In the data below, find every line with the string "position" and pull it out.

## START

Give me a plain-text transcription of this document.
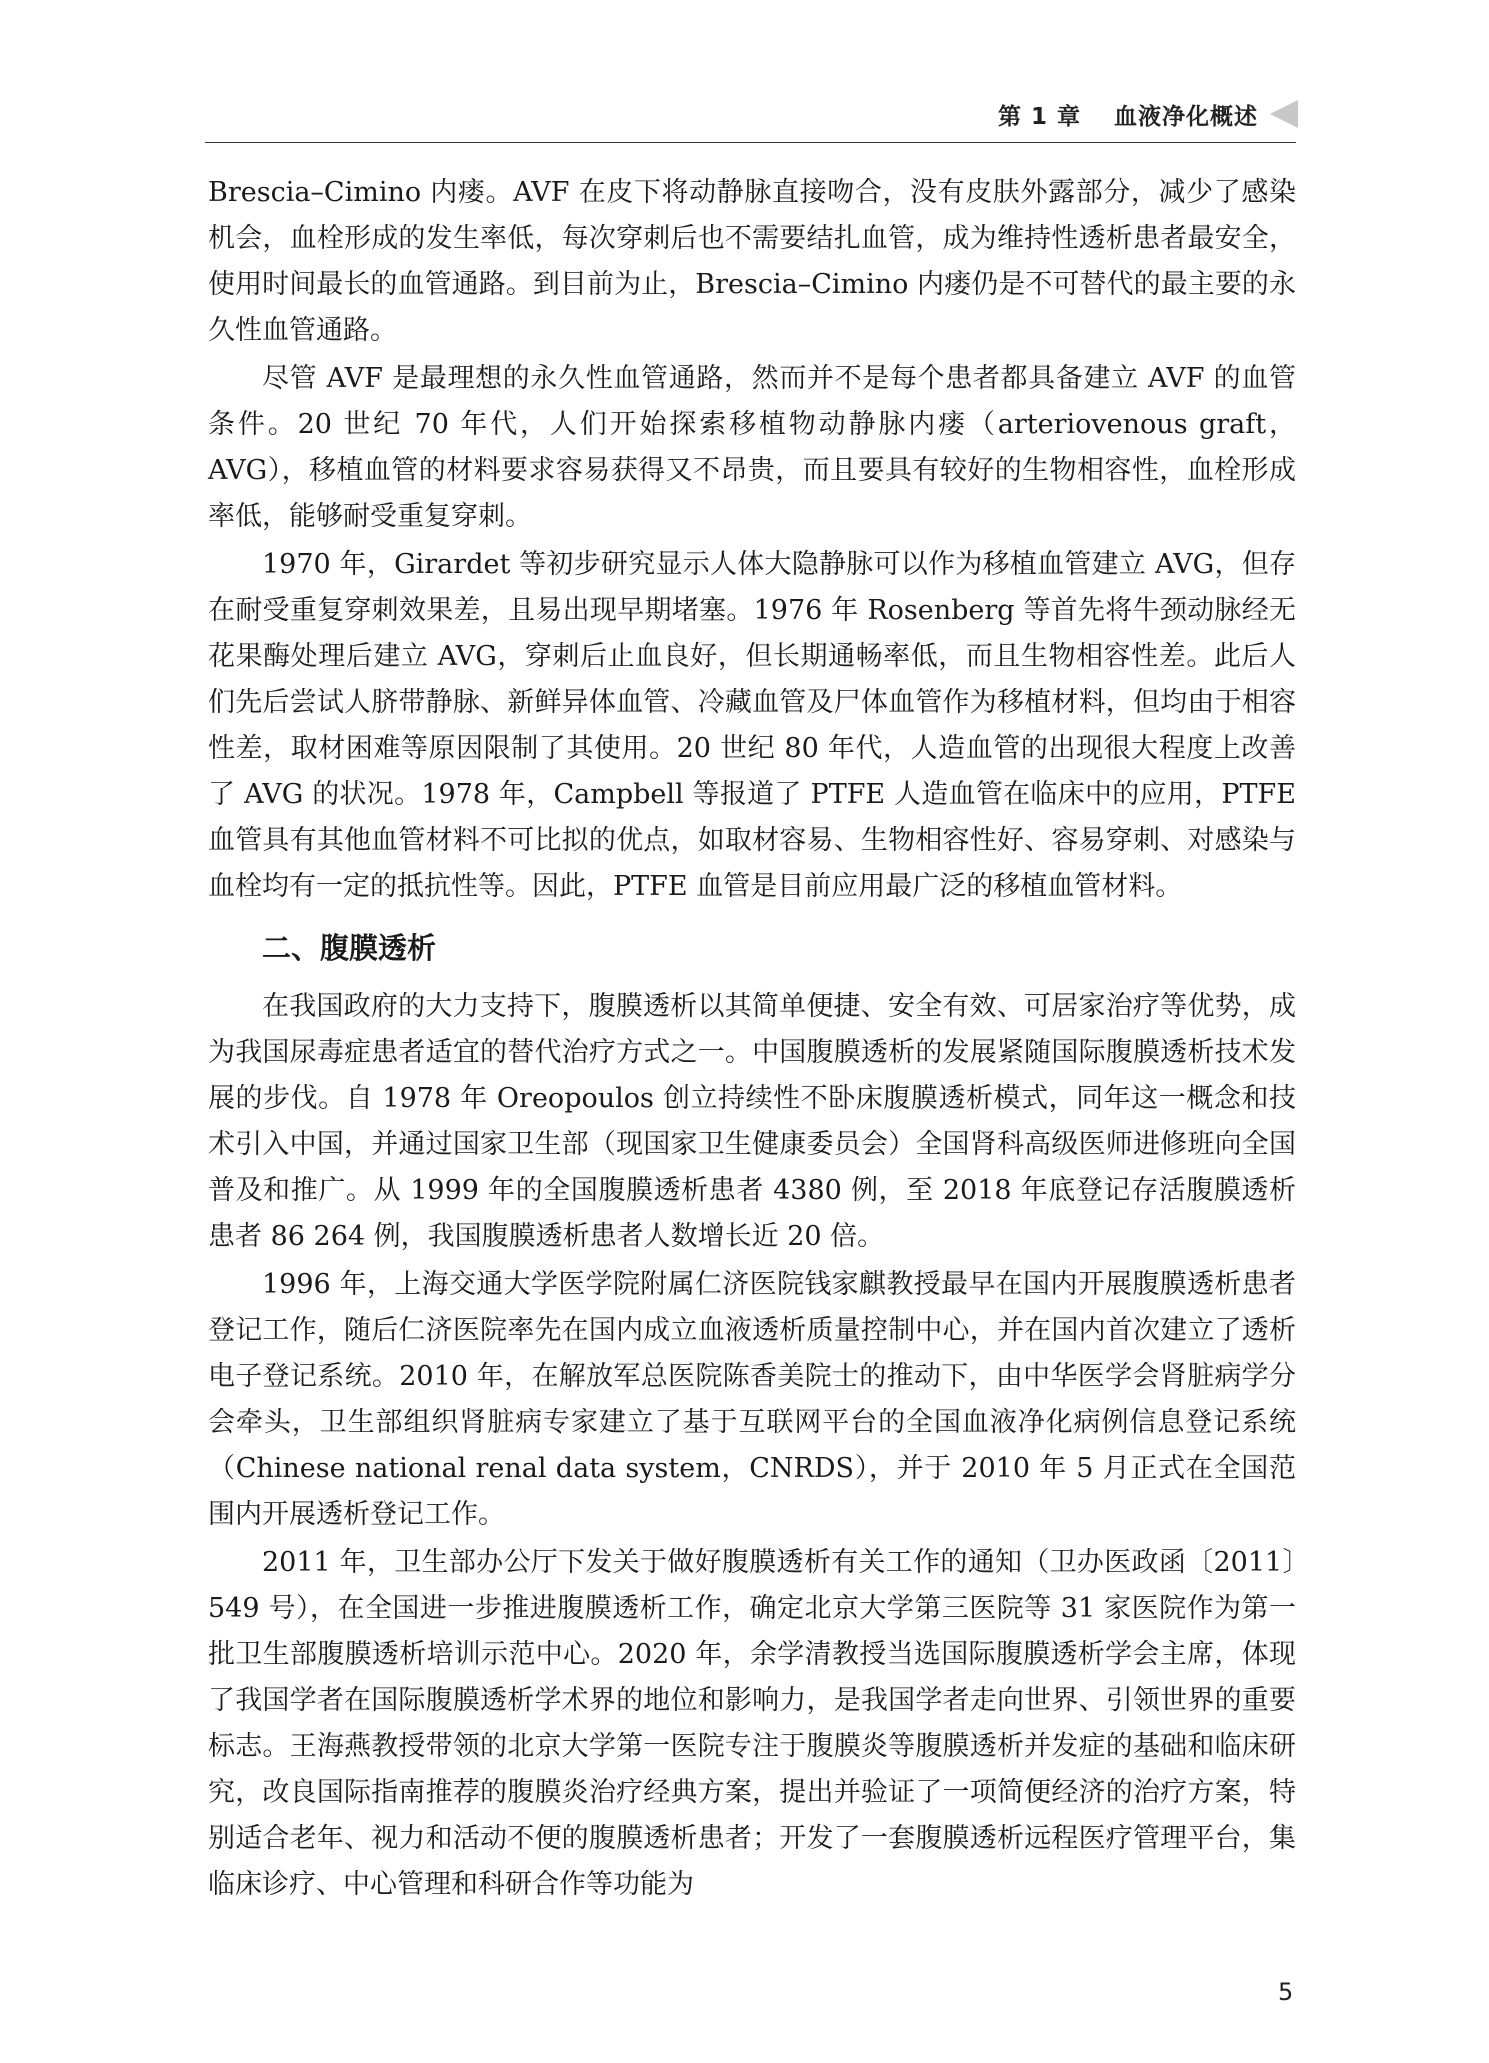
第 1 章　 血液净化概述

Brescia–Cimino 内瘘。AVF 在皮下将动静脉直接吻合，没有皮肤外露部分，减少了感染机会，血栓形成的发生率低，每次穿刺后也不需要结扎血管，成为维持性透析患者最安全，使用时间最长的血管通路。到目前为止，Brescia–Cimino 内瘘仍是不可替代的最主要的永久性血管通路。

尽管 AVF 是最理想的永久性血管通路，然而并不是每个患者都具备建立 AVF 的血管条件。20 世纪 70 年代，人们开始探索移植物动静脉内瘘（arteriovenous graft，AVG），移植血管的材料要求容易获得又不昂贵，而且要具有较好的生物相容性，血栓形成率低，能够耐受重复穿刺。

1970 年，Girardet 等初步研究显示人体大隐静脉可以作为移植血管建立 AVG，但存在耐受重复穿刺效果差，且易出现早期堵塞。1976 年 Rosenberg 等首先将牛颈动脉经无花果酶处理后建立 AVG，穿刺后止血良好，但长期通畅率低，而且生物相容性差。此后人们先后尝试人脐带静脉、新鲜异体血管、冷藏血管及尸体血管作为移植材料，但均由于相容性差，取材困难等原因限制了其使用。20 世纪 80 年代，人造血管的出现很大程度上改善了 AVG 的状况。1978 年，Campbell 等报道了 PTFE 人造血管在临床中的应用，PTFE 血管具有其他血管材料不可比拟的优点，如取材容易、生物相容性好、容易穿刺、对感染与血栓均有一定的抵抗性等。因此，PTFE 血管是目前应用最广泛的移植血管材料。

二、腹膜透析

在我国政府的大力支持下，腹膜透析以其简单便捷、安全有效、可居家治疗等优势，成为我国尿毒症患者适宜的替代治疗方式之一。中国腹膜透析的发展紧随国际腹膜透析技术发展的步伐。自 1978 年 Oreopoulos 创立持续性不卧床腹膜透析模式，同年这一概念和技术引入中国，并通过国家卫生部（现国家卫生健康委员会）全国肾科高级医师进修班向全国普及和推广。从 1999 年的全国腹膜透析患者 4380 例，至 2018 年底登记存活腹膜透析患者 86 264 例，我国腹膜透析患者人数增长近 20 倍。

1996 年，上海交通大学医学院附属仁济医院钱家麒教授最早在国内开展腹膜透析患者登记工作，随后仁济医院率先在国内成立血液透析质量控制中心，并在国内首次建立了透析电子登记系统。2010 年，在解放军总医院陈香美院士的推动下，由中华医学会肾脏病学分会牵头，卫生部组织肾脏病专家建立了基于互联网平台的全国血液净化病例信息登记系统（Chinese national renal data system，CNRDS），并于 2010 年 5 月正式在全国范围内开展透析登记工作。

2011 年，卫生部办公厅下发关于做好腹膜透析有关工作的通知（卫办医政函〔2011〕549 号），在全国进一步推进腹膜透析工作，确定北京大学第三医院等 31 家医院作为第一批卫生部腹膜透析培训示范中心。2020 年，余学清教授当选国际腹膜透析学会主席，体现了我国学者在国际腹膜透析学术界的地位和影响力，是我国学者走向世界、引领世界的重要标志。王海燕教授带领的北京大学第一医院专注于腹膜炎等腹膜透析并发症的基础和临床研究，改良国际指南推荐的腹膜炎治疗经典方案，提出并验证了一项简便经济的治疗方案，特别适合老年、视力和活动不便的腹膜透析患者；开发了一套腹膜透析远程医疗管理平台，集临床诊疗、中心管理和科研合作等功能为

5
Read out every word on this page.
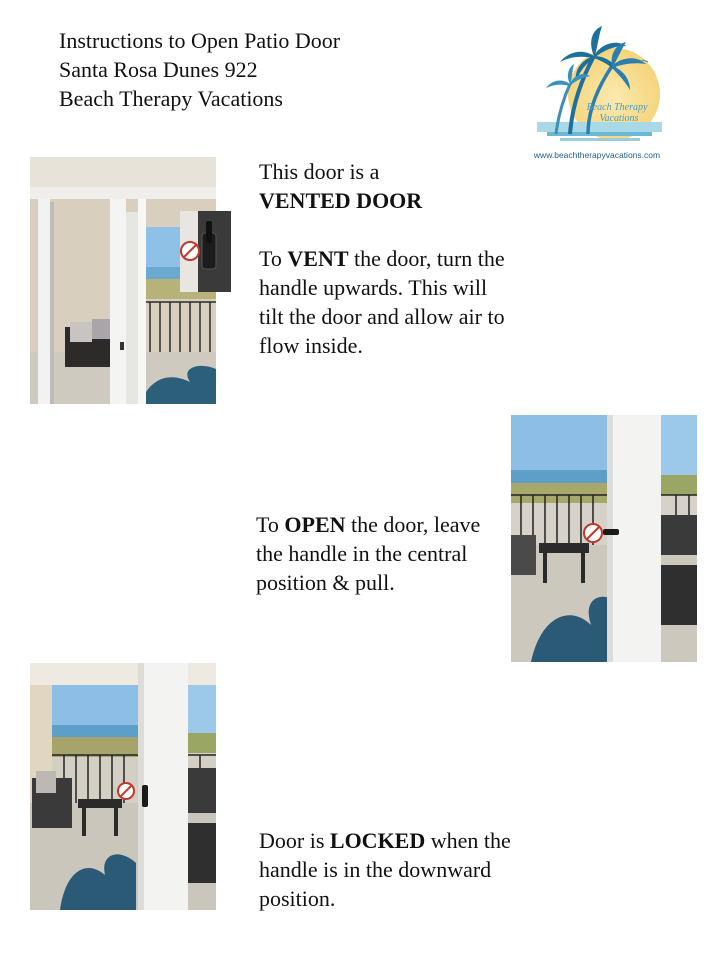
Instructions to Open Patio Door
Santa Rosa Dunes 922
Beach Therapy Vacations	Beach Therapy
Vacations
www.beachtherapyvacations.com

This door is a

VENTED DOOR

To VENT the door, turn the handle upwards. This will tilt the door and allow air to flow inside.

To OPEN the door, leave the handle in the central position & pull.

Door is LOCKED when the handle is in the downward position.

## END

## EXPECTED OUTPUT
To OPEN the door, leave the handle in the central position & pull.
Door is LOCKED when the handle is in the downward position.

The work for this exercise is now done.